Dataset excerpts:
----------------
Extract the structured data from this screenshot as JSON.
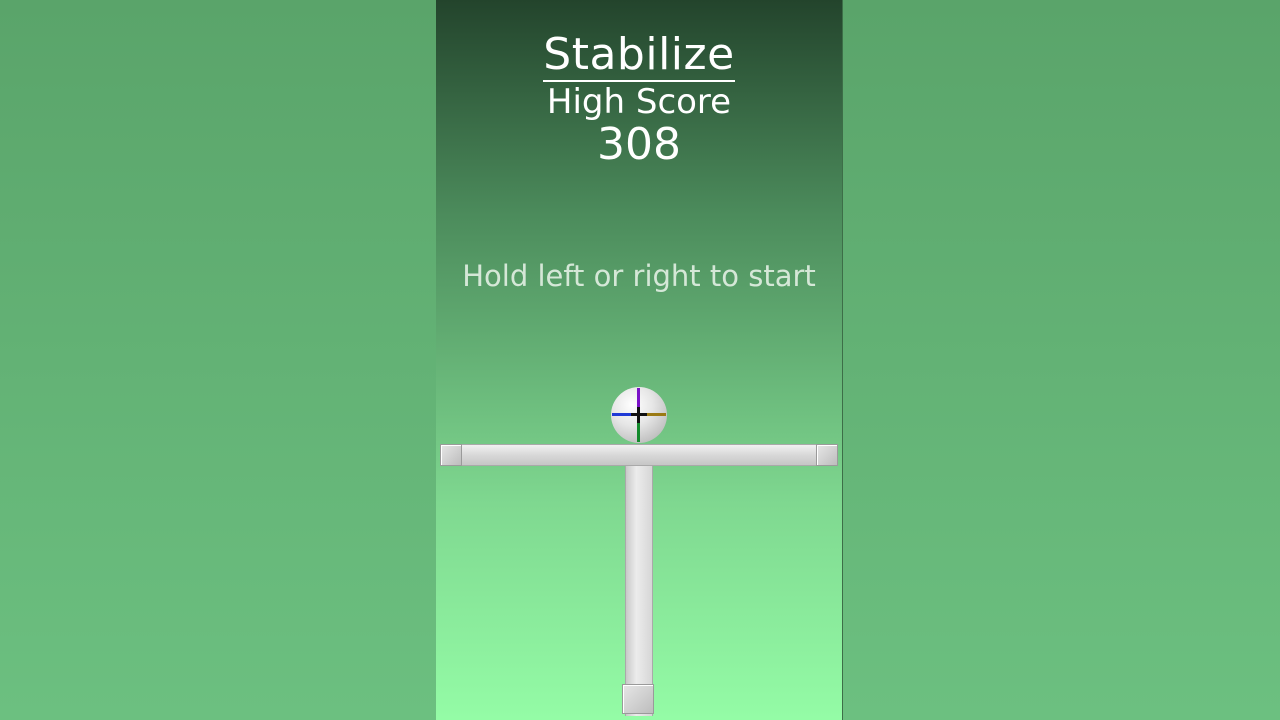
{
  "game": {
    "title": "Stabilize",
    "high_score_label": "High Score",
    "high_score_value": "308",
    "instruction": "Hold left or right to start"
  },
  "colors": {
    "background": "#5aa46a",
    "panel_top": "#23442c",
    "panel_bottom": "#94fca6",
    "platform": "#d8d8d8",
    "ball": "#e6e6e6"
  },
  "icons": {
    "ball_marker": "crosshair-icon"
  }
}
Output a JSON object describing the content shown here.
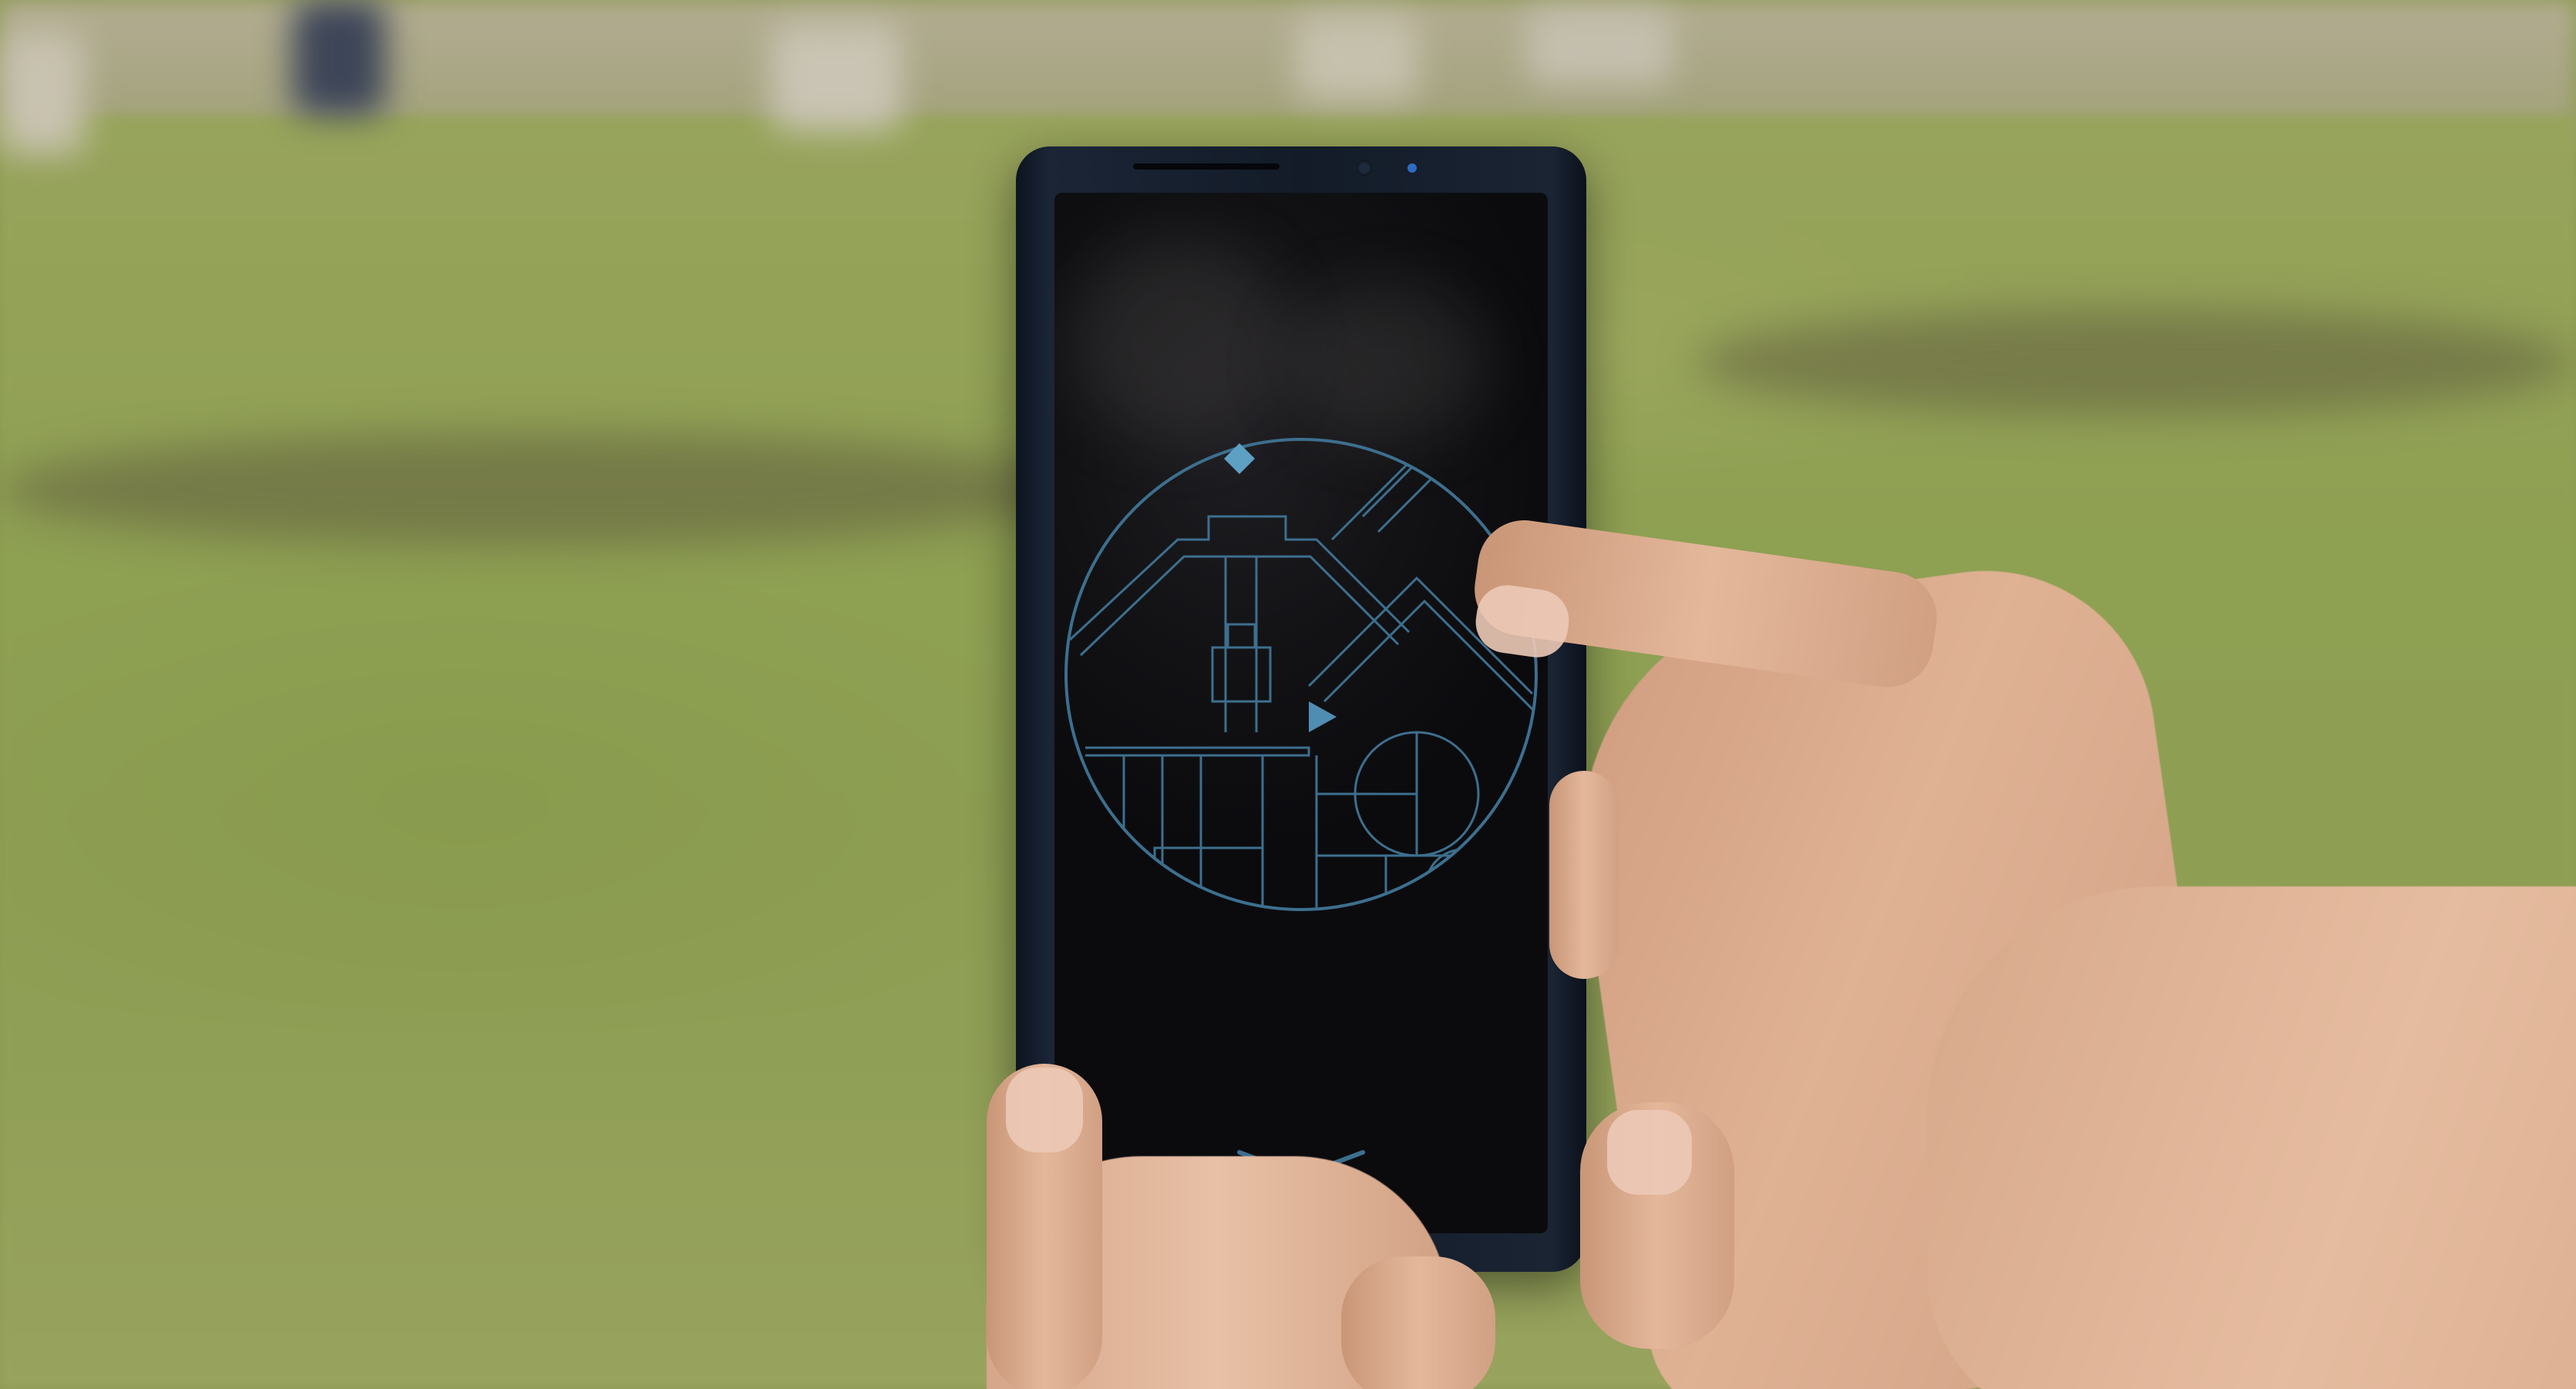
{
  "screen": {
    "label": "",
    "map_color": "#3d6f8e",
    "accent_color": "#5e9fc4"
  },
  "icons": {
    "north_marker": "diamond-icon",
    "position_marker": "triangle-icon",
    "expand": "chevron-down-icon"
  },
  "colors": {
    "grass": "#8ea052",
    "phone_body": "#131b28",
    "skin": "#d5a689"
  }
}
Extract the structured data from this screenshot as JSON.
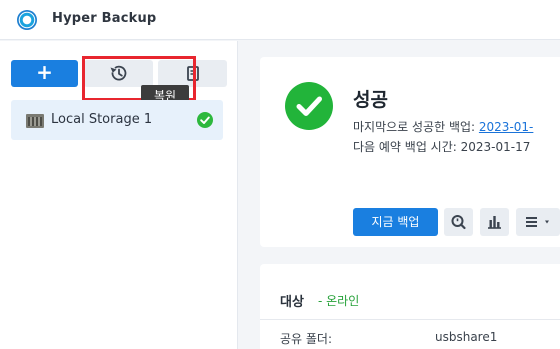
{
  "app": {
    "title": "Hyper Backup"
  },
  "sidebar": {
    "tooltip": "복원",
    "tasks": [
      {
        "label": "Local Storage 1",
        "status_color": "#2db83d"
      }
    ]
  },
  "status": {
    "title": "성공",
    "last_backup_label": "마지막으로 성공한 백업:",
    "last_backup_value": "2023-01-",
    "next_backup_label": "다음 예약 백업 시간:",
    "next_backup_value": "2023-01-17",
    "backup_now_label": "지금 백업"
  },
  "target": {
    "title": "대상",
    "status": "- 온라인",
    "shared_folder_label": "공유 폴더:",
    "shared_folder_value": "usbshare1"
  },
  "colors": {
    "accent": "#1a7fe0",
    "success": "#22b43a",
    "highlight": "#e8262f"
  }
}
----------------
Job: Set down the material above as is, without any pictures.

Answer below:
Extract the structured data from this screenshot as JSON.
{
  "game": {
    "title": "Stabilize",
    "high_score_label": "High Score",
    "high_score_value": "308",
    "instruction": "Hold left or right to start"
  },
  "colors": {
    "background": "#5aa46a",
    "panel_top": "#23442c",
    "panel_bottom": "#94fca6",
    "platform": "#d8d8d8",
    "ball": "#e6e6e6"
  },
  "icons": {
    "ball_marker": "crosshair-icon"
  }
}
Output a JSON object describing the content shown here.
{
  "screen": {
    "label": "",
    "map_color": "#3d6f8e",
    "accent_color": "#5e9fc4"
  },
  "icons": {
    "north_marker": "diamond-icon",
    "position_marker": "triangle-icon",
    "expand": "chevron-down-icon"
  },
  "colors": {
    "grass": "#8ea052",
    "phone_body": "#131b28",
    "skin": "#d5a689"
  }
}
Extract the structured data from this screenshot as JSON.
{
  "app": {
    "title": "Hyper Backup"
  },
  "sidebar": {
    "tooltip": "복원",
    "tasks": [
      {
        "label": "Local Storage 1",
        "status_color": "#2db83d"
      }
    ]
  },
  "status": {
    "title": "성공",
    "last_backup_label": "마지막으로 성공한 백업:",
    "last_backup_value": "2023-01-",
    "next_backup_label": "다음 예약 백업 시간:",
    "next_backup_value": "2023-01-17",
    "backup_now_label": "지금 백업"
  },
  "target": {
    "title": "대상",
    "status": "- 온라인",
    "shared_folder_label": "공유 폴더:",
    "shared_folder_value": "usbshare1"
  },
  "colors": {
    "accent": "#1a7fe0",
    "success": "#22b43a",
    "highlight": "#e8262f"
  }
}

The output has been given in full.